◆ WHAT YOU ARE ASKED TO DO:
Every line that holds the string "frac" is to be identified and copied.

[START THE DATA]

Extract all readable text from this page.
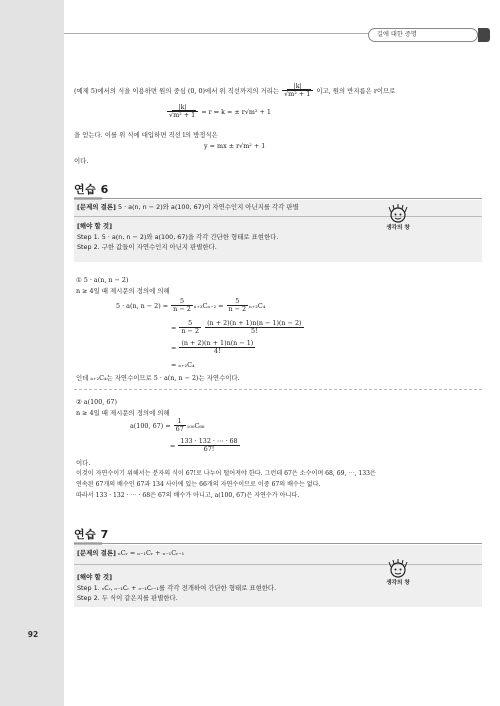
길에 대한 증명
92
(예제 5)에서의 식을 이용하면 원의 중심 (0, 0)에서 위 직선까지의 거리는 $\frac{|k|}{\text{√m² + 1}}$ 이고, 원의 반지름은 r이므로
$\frac{|k|}{\text{√m² + 1}} = r$ ⇔ k = ± r√m² + 1
을 얻는다. 이를 위 식에 대입하면 직선 l의 방정식은
y = mx ± r√m² + 1
이다.
연습 6
[문제의 결론] 5 · a(n, n − 2)와 a(100, 67)이 자연수인지 아닌지를 각각 판별
[해야 할 것]
Step 1. 5 · a(n, n − 2)와 a(100, 67)을 각각 간단한 형태로 표현한다.
Step 2. 구한 값들이 자연수인지 아닌지 판별한다.
생각의 창
① 5 · a(n, n − 2)
n ≥ 4일 때 제시문의 정의에 의해
5 · a(n, $n - 2) = \frac{5}{n - 2} _{n+2}C_{n-2} = \frac{5}{n - 2} _{n+2}C_4$
= $\frac{5}{n - 2}$
$\frac{(n + 2)(n + 1)n(n - 1)(n - 2)}{5!}$
= $\frac{(n + 2)(n + 1)n(n - 1)}{4!}$
= ₙ₊₂C₄
인데 ₙ₊₂C₄는 자연수이므로 5 · a(n, n − 2)는 자연수이다.
② a(100, 67)
n ≥ 4일 때 제시문의 정의에 의해
a(100, $67) = \frac{1}{67} _{100}C_{66}$
= $\frac{133 \cdot 132 \cdot \cdots \cdot 68}{67!}$
이다.
이것이 자연수이기 위해서는 분자의 식이 67!로 나누어 떨어져야 한다. 그런데 67은 소수이며 68, 69, ⋯, 133은
연속된 67개의 배수인 67과 134 사이에 있는 66개의 자연수이므로 이중 67의 배수는 없다.
따라서 133 · 132 · ⋯ · 68은 67의 배수가 아니고, a(100, 67)은 자연수가 아니다.
연습 7
[문제의 결론] ₙCᵣ = ₙ₋₁Cᵣ + ₙ₋₁Cᵣ₋₁
[해야 할 것]
Step 1. ₙCᵣ, ₙ₋₁Cᵣ + ₙ₋₁Cᵣ₋₁를 각각 전개하여 간단한 형태로 표현한다.
Step 2. 두 식이 같은지를 판별한다.
생각의 창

[END THE DATA]

◆ RESPONSE BELOW:
(예제 5)에서의 식을 이용하면 원의 중심 (0, 0)에서 위 직선까지의 거리는 $\frac{|k|}{\text{√m² + 1}}$ 이고, 원의 반지름은 r이므로
$\frac{|k|}{\text{√m² + 1}} = r$ ⇔ k = ± r√m² + 1
5 · a(n, $n - 2) = \frac{5}{n - 2} _{n+2}C_{n-2} = \frac{5}{n - 2} _{n+2}C_4$
= $\frac{5}{n - 2}$
$\frac{(n + 2)(n + 1)n(n - 1)(n - 2)}{5!}$
= $\frac{(n + 2)(n + 1)n(n - 1)}{4!}$
a(100, $67) = \frac{1}{67} _{100}C_{66}$
= $\frac{133 \cdot 132 \cdot \cdots \cdot 68}{67!}$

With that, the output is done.